## Your task
Locate each line of the material that contains "with", then return it.

## Data supplied
☆ ☆ ☆ ☆ ☆
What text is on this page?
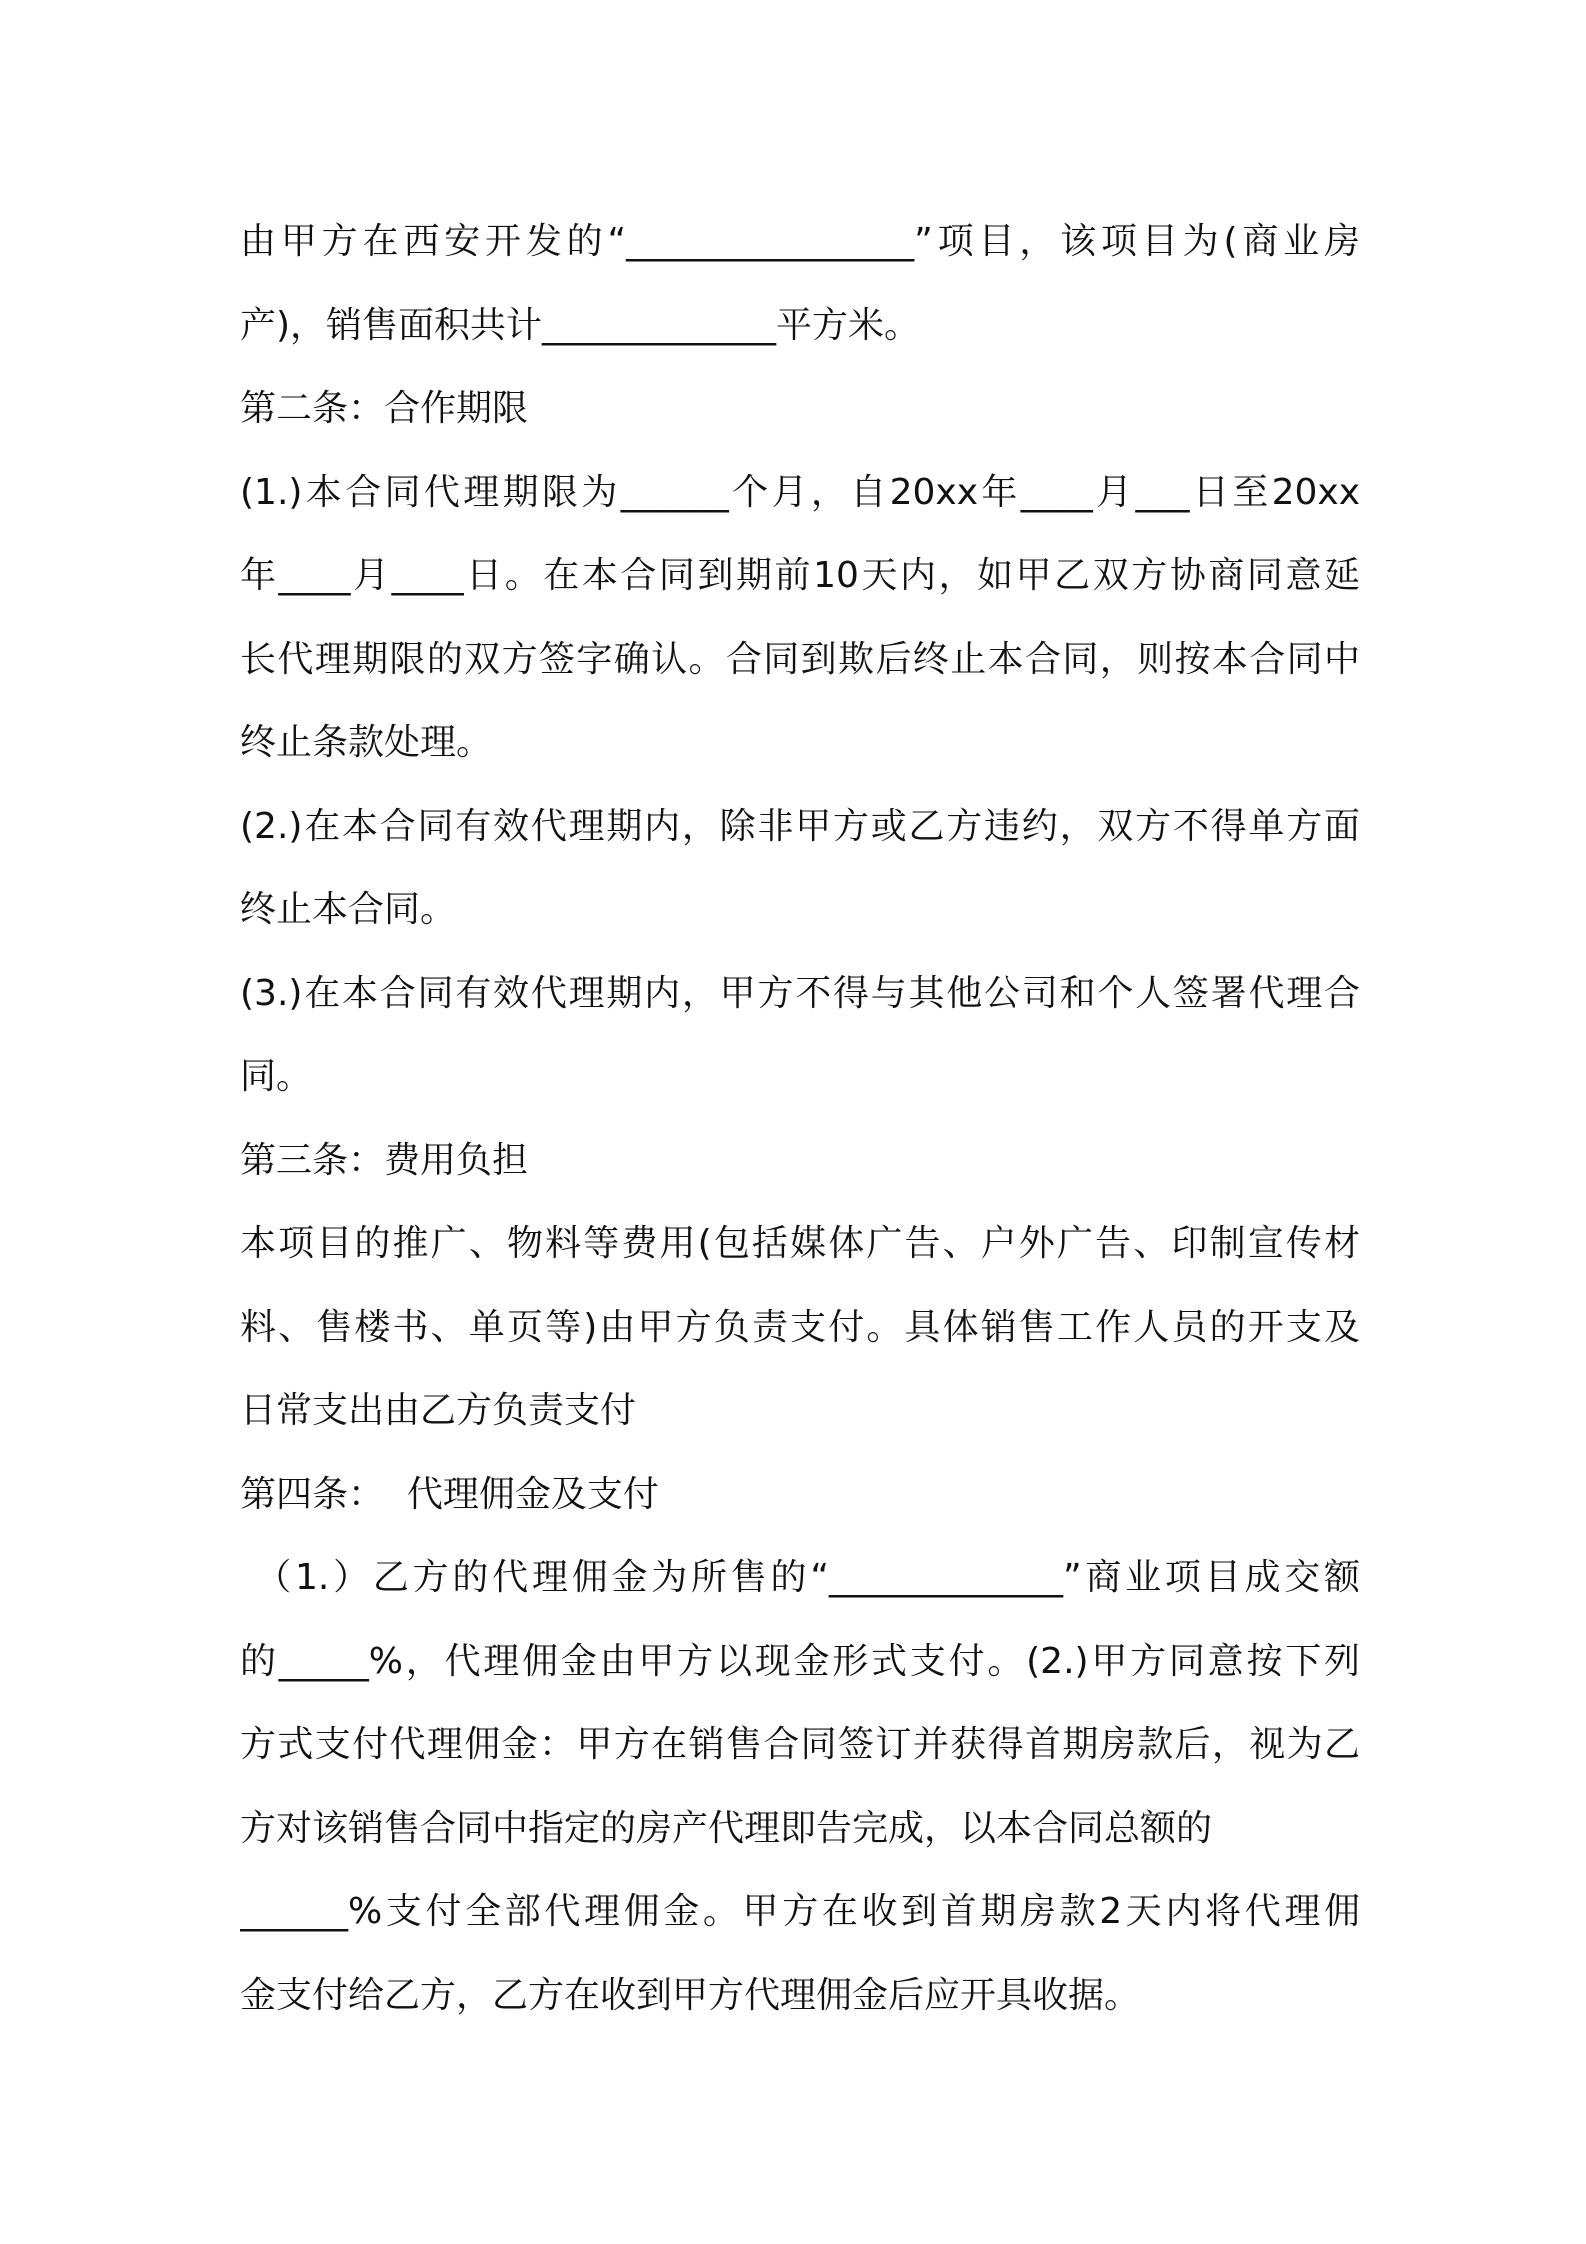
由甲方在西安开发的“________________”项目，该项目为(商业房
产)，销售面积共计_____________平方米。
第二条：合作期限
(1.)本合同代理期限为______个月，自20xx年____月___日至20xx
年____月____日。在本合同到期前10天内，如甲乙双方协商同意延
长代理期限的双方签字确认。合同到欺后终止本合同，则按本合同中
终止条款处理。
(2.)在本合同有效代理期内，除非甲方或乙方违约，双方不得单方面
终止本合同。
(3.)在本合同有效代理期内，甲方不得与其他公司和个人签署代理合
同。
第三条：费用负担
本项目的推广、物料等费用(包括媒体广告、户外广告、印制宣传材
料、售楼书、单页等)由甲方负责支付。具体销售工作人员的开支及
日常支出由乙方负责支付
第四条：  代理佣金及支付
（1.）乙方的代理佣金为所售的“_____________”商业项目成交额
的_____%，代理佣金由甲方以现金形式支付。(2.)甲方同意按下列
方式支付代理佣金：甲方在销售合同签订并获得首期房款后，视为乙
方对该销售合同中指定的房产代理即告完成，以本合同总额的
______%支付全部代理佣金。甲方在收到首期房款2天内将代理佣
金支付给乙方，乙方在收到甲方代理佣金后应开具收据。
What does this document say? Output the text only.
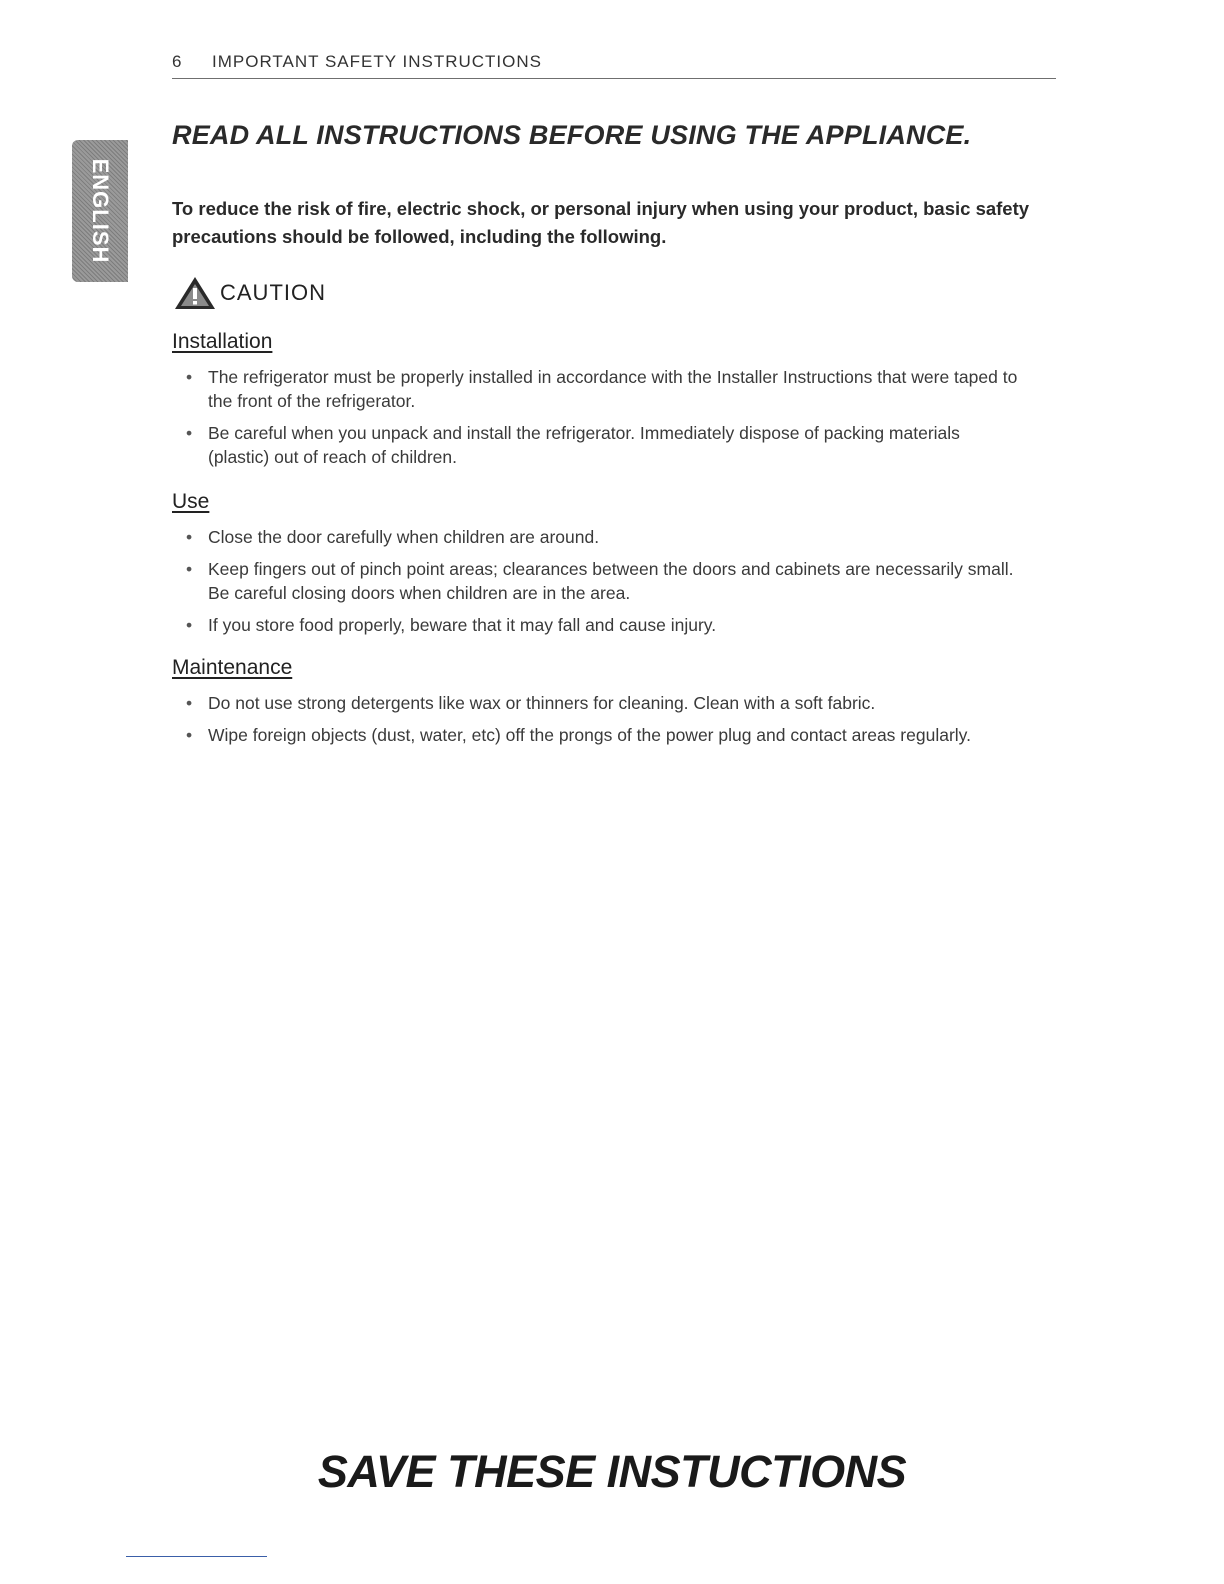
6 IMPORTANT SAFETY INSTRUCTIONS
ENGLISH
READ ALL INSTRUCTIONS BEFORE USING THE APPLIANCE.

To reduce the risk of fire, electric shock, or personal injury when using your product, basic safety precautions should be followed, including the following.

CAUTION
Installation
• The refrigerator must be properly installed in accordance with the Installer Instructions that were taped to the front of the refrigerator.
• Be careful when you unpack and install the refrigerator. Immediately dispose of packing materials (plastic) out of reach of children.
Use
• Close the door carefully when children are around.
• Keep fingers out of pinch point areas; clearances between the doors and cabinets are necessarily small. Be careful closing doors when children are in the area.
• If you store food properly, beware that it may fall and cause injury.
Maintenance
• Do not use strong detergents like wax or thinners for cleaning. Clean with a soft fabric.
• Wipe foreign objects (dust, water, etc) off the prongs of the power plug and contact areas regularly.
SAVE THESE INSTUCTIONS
☆ ☆ ☆ ☆ ☆
## Expected output
• The refrigerator must be properly installed in accordance with the Installer Instructions that were taped to the front of the refrigerator.
• Do not use strong detergents like wax or thinners for cleaning. Clean with a soft fabric.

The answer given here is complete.